§ **Task goal**
Give every line of the material again, exactly as written.

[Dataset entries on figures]
---------------
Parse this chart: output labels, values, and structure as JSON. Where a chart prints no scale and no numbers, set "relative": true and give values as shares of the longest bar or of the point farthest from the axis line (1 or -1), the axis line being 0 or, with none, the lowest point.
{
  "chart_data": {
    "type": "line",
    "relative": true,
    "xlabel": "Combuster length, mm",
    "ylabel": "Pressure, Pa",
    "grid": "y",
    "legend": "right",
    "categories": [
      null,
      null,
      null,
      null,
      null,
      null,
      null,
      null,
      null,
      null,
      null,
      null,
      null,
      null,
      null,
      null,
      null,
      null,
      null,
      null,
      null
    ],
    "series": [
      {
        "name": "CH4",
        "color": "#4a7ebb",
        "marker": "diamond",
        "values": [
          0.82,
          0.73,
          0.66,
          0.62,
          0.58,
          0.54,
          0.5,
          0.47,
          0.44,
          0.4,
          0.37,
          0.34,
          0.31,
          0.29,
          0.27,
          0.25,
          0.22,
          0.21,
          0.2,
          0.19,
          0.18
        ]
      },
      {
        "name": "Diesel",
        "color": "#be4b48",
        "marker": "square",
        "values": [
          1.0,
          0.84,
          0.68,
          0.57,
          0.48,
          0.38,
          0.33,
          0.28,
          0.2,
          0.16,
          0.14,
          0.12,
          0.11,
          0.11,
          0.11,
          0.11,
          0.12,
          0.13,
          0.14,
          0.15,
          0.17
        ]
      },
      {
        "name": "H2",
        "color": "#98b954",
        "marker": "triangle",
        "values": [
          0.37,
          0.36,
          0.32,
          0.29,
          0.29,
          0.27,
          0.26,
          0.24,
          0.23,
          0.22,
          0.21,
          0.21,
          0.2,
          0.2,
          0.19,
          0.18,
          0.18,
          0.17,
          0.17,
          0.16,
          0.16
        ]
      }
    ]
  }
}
---------------
§ **Answer to this problem**
Parse this chart: output labels, values, and structure as JSON. Where a chart prints no scale and no numbers, set "relative": true and give values as shares of the longest bar or of the point farthest from the axis line (1 or -1), the axis line being 0 or, with none, the lowest point.
{
  "chart_data": {
    "type": "line",
    "relative": true,
    "xlabel": "Combuster length, mm",
    "ylabel": "Pressure, Pa",
    "grid": "y",
    "legend": "right",
    "categories": [
      null,
      null,
      null,
      null,
      null,
      null,
      null,
      null,
      null,
      null,
      null,
      null,
      null,
      null,
      null,
      null,
      null,
      null,
      null,
      null,
      null
    ],
    "series": [
      {
        "name": "CH4",
        "color": "#4a7ebb",
        "marker": "diamond",
        "values": [
          0.82,
          0.73,
          0.66,
          0.62,
          0.58,
          0.54,
          0.5,
          0.47,
          0.44,
          0.4,
          0.37,
          0.34,
          0.31,
          0.29,
          0.27,
          0.25,
          0.22,
          0.21,
          0.2,
          0.19,
          0.18
        ]
      },
      {
        "name": "Diesel",
        "color": "#be4b48",
        "marker": "square",
        "values": [
          1.0,
          0.84,
          0.68,
          0.57,
          0.48,
          0.38,
          0.33,
          0.28,
          0.2,
          0.16,
          0.14,
          0.12,
          0.11,
          0.11,
          0.11,
          0.11,
          0.12,
          0.13,
          0.14,
          0.15,
          0.17
        ]
      },
      {
        "name": "H2",
        "color": "#98b954",
        "marker": "triangle",
        "values": [
          0.37,
          0.36,
          0.32,
          0.29,
          0.29,
          0.27,
          0.26,
          0.24,
          0.23,
          0.22,
          0.21,
          0.21,
          0.2,
          0.2,
          0.19,
          0.18,
          0.18,
          0.17,
          0.17,
          0.16,
          0.16
        ]
      }
    ]
  }
}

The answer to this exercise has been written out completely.